# [Exercise description]
The listing below should be copied in full, word for word.
···
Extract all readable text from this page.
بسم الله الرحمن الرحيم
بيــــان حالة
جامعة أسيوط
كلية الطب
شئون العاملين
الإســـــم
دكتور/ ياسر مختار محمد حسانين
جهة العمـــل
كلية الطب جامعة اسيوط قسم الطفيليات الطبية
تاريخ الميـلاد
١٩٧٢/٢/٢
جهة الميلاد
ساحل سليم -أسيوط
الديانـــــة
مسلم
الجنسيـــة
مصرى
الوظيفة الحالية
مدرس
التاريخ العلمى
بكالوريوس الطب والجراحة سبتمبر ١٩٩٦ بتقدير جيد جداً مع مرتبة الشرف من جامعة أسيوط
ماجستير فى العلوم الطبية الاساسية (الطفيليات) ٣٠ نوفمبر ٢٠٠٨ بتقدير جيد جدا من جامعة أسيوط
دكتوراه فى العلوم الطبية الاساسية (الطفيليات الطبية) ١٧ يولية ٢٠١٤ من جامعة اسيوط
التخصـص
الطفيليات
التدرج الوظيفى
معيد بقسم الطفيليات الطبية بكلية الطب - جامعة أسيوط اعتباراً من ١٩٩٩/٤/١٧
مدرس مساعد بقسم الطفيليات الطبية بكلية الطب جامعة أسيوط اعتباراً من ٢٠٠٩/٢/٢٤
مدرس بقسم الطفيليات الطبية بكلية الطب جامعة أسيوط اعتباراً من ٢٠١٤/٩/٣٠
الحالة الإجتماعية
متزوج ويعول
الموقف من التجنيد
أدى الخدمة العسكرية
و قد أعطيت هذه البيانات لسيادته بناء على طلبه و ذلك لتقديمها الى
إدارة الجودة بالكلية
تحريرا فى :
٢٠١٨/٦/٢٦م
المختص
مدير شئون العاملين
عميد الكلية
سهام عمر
···
# [Exercise solution]
Extract all readable text from this page.
بسم الله الرحمن الرحيم
بيــــان حالة
جامعة أسيوط
كلية الطب
شئون العاملين
الإســـــم
دكتور/ ياسر مختار محمد حسانين
جهة العمـــل
كلية الطب جامعة اسيوط قسم الطفيليات الطبية
تاريخ الميـلاد
١٩٧٢/٢/٢
جهة الميلاد
ساحل سليم -أسيوط
الديانـــــة
مسلم
الجنسيـــة
مصرى
الوظيفة الحالية
مدرس
التاريخ العلمى
بكالوريوس الطب والجراحة سبتمبر ١٩٩٦ بتقدير جيد جداً مع مرتبة الشرف من جامعة أسيوط
ماجستير فى العلوم الطبية الاساسية (الطفيليات) ٣٠ نوفمبر ٢٠٠٨ بتقدير جيد جدا من جامعة أسيوط
دكتوراه فى العلوم الطبية الاساسية (الطفيليات الطبية) ١٧ يولية ٢٠١٤ من جامعة اسيوط
التخصـص
الطفيليات
التدرج الوظيفى
معيد بقسم الطفيليات الطبية بكلية الطب - جامعة أسيوط اعتباراً من ١٩٩٩/٤/١٧
مدرس مساعد بقسم الطفيليات الطبية بكلية الطب جامعة أسيوط اعتباراً من ٢٠٠٩/٢/٢٤
مدرس بقسم الطفيليات الطبية بكلية الطب جامعة أسيوط اعتباراً من ٢٠١٤/٩/٣٠
الحالة الإجتماعية
متزوج ويعول
الموقف من التجنيد
أدى الخدمة العسكرية
و قد أعطيت هذه البيانات لسيادته بناء على طلبه و ذلك لتقديمها الى
إدارة الجودة بالكلية
تحريرا فى :
٢٠١٨/٦/٢٦م
المختص
مدير شئون العاملين
عميد الكلية
سهام عمر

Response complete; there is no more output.